[Saved entries]
####

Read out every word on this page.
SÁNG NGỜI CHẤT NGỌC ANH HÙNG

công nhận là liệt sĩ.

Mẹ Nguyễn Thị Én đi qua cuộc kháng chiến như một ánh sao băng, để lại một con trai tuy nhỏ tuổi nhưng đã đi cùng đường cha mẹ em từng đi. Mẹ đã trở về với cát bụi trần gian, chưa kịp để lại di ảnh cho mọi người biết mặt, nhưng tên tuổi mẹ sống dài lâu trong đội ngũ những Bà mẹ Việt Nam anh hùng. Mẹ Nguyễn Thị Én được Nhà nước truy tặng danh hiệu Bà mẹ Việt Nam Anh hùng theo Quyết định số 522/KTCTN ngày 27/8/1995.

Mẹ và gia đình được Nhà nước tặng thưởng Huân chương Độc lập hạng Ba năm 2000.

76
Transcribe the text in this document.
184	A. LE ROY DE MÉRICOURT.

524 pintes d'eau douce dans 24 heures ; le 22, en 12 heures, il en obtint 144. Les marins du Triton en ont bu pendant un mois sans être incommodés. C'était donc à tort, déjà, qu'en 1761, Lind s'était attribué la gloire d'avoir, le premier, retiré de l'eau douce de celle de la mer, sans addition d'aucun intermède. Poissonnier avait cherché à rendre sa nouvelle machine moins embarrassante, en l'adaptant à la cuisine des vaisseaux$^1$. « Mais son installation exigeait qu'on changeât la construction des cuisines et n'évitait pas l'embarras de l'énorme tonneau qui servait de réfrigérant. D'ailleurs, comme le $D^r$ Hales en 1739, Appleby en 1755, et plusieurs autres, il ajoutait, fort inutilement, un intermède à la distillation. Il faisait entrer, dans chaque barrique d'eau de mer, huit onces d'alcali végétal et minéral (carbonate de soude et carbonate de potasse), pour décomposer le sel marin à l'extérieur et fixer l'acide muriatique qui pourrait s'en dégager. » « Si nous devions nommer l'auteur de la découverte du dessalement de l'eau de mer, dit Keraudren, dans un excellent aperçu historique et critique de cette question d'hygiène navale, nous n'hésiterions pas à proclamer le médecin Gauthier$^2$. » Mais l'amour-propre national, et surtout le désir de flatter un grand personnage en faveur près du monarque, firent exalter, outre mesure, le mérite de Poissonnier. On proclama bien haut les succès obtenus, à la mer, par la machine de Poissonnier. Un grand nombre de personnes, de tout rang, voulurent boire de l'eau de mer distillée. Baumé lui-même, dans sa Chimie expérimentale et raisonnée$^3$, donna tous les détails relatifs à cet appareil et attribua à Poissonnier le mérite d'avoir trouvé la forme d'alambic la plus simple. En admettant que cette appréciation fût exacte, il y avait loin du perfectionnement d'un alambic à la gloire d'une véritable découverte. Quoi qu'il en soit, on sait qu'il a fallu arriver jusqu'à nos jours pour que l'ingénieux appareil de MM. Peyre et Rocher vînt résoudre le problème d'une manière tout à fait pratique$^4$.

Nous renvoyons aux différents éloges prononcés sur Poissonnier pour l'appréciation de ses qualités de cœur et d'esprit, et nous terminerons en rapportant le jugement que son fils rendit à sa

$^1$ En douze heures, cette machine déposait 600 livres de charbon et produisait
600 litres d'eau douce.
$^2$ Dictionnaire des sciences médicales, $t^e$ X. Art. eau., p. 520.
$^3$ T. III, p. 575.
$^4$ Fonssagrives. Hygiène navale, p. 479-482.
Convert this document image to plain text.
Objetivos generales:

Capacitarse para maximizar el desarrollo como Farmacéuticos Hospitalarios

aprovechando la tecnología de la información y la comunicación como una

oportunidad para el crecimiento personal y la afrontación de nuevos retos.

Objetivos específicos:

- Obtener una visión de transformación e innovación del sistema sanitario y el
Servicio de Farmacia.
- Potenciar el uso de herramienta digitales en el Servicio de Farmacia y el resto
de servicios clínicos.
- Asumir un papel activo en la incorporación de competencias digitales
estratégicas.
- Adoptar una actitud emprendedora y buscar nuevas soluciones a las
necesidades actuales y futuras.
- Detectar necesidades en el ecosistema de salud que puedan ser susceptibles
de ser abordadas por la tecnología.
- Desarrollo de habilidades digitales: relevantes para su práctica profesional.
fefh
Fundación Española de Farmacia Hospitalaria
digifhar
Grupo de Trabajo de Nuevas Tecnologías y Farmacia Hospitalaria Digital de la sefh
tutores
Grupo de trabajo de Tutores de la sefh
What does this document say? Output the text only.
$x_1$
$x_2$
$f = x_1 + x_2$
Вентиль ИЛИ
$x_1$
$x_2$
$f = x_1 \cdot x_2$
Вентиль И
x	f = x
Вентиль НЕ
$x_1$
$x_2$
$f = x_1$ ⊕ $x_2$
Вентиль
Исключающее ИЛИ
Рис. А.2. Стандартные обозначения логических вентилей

####

To do: Provide all the records again, word for word.

Answer to the exercise:
Read out every word on this page.
SÁNG NGỜI CHẤT NGỌC ANH HÙNG

công nhận là liệt sĩ.

Mẹ Nguyễn Thị Én đi qua cuộc kháng chiến như một ánh sao băng, để lại một con trai tuy nhỏ tuổi nhưng đã đi cùng đường cha mẹ em từng đi. Mẹ đã trở về với cát bụi trần gian, chưa kịp để lại di ảnh cho mọi người biết mặt, nhưng tên tuổi mẹ sống dài lâu trong đội ngũ những Bà mẹ Việt Nam anh hùng. Mẹ Nguyễn Thị Én được Nhà nước truy tặng danh hiệu Bà mẹ Việt Nam Anh hùng theo Quyết định số 522/KTCTN ngày 27/8/1995.

Mẹ và gia đình được Nhà nước tặng thưởng Huân chương Độc lập hạng Ba năm 2000.

76
Transcribe the text in this document.
184	A. LE ROY DE MÉRICOURT.

524 pintes d'eau douce dans 24 heures ; le 22, en 12 heures, il en obtint 144. Les marins du Triton en ont bu pendant un mois sans être incommodés. C'était donc à tort, déjà, qu'en 1761, Lind s'était attribué la gloire d'avoir, le premier, retiré de l'eau douce de celle de la mer, sans addition d'aucun intermède. Poissonnier avait cherché à rendre sa nouvelle machine moins embarrassante, en l'adaptant à la cuisine des vaisseaux$^1$. « Mais son installation exigeait qu'on changeât la construction des cuisines et n'évitait pas l'embarras de l'énorme tonneau qui servait de réfrigérant. D'ailleurs, comme le $D^r$ Hales en 1739, Appleby en 1755, et plusieurs autres, il ajoutait, fort inutilement, un intermède à la distillation. Il faisait entrer, dans chaque barrique d'eau de mer, huit onces d'alcali végétal et minéral (carbonate de soude et carbonate de potasse), pour décomposer le sel marin à l'extérieur et fixer l'acide muriatique qui pourrait s'en dégager. » « Si nous devions nommer l'auteur de la découverte du dessalement de l'eau de mer, dit Keraudren, dans un excellent aperçu historique et critique de cette question d'hygiène navale, nous n'hésiterions pas à proclamer le médecin Gauthier$^2$. » Mais l'amour-propre national, et surtout le désir de flatter un grand personnage en faveur près du monarque, firent exalter, outre mesure, le mérite de Poissonnier. On proclama bien haut les succès obtenus, à la mer, par la machine de Poissonnier. Un grand nombre de personnes, de tout rang, voulurent boire de l'eau de mer distillée. Baumé lui-même, dans sa Chimie expérimentale et raisonnée$^3$, donna tous les détails relatifs à cet appareil et attribua à Poissonnier le mérite d'avoir trouvé la forme d'alambic la plus simple. En admettant que cette appréciation fût exacte, il y avait loin du perfectionnement d'un alambic à la gloire d'une véritable découverte. Quoi qu'il en soit, on sait qu'il a fallu arriver jusqu'à nos jours pour que l'ingénieux appareil de MM. Peyre et Rocher vînt résoudre le problème d'une manière tout à fait pratique$^4$.

Nous renvoyons aux différents éloges prononcés sur Poissonnier pour l'appréciation de ses qualités de cœur et d'esprit, et nous terminerons en rapportant le jugement que son fils rendit à sa

$^1$ En douze heures, cette machine déposait 600 livres de charbon et produisait
600 litres d'eau douce.
$^2$ Dictionnaire des sciences médicales, $t^e$ X. Art. eau., p. 520.
$^3$ T. III, p. 575.
$^4$ Fonssagrives. Hygiène navale, p. 479-482.
Convert this document image to plain text.
Objetivos generales:

Capacitarse para maximizar el desarrollo como Farmacéuticos Hospitalarios

aprovechando la tecnología de la información y la comunicación como una

oportunidad para el crecimiento personal y la afrontación de nuevos retos.

Objetivos específicos:

- Obtener una visión de transformación e innovación del sistema sanitario y el
Servicio de Farmacia.
- Potenciar el uso de herramienta digitales en el Servicio de Farmacia y el resto
de servicios clínicos.
- Asumir un papel activo en la incorporación de competencias digitales
estratégicas.
- Adoptar una actitud emprendedora y buscar nuevas soluciones a las
necesidades actuales y futuras.
- Detectar necesidades en el ecosistema de salud que puedan ser susceptibles
de ser abordadas por la tecnología.
- Desarrollo de habilidades digitales: relevantes para su práctica profesional.
fefh
Fundación Española de Farmacia Hospitalaria
digifhar
Grupo de Trabajo de Nuevas Tecnologías y Farmacia Hospitalaria Digital de la sefh
tutores
Grupo de trabajo de Tutores de la sefh
What does this document say? Output the text only.
$x_1$
$x_2$
$f = x_1 + x_2$
Вентиль ИЛИ
$x_1$
$x_2$
$f = x_1 \cdot x_2$
Вентиль И
x	f = x
Вентиль НЕ
$x_1$
$x_2$
$f = x_1$ ⊕ $x_2$
Вентиль
Исключающее ИЛИ
Рис. А.2. Стандартные обозначения логических вентилей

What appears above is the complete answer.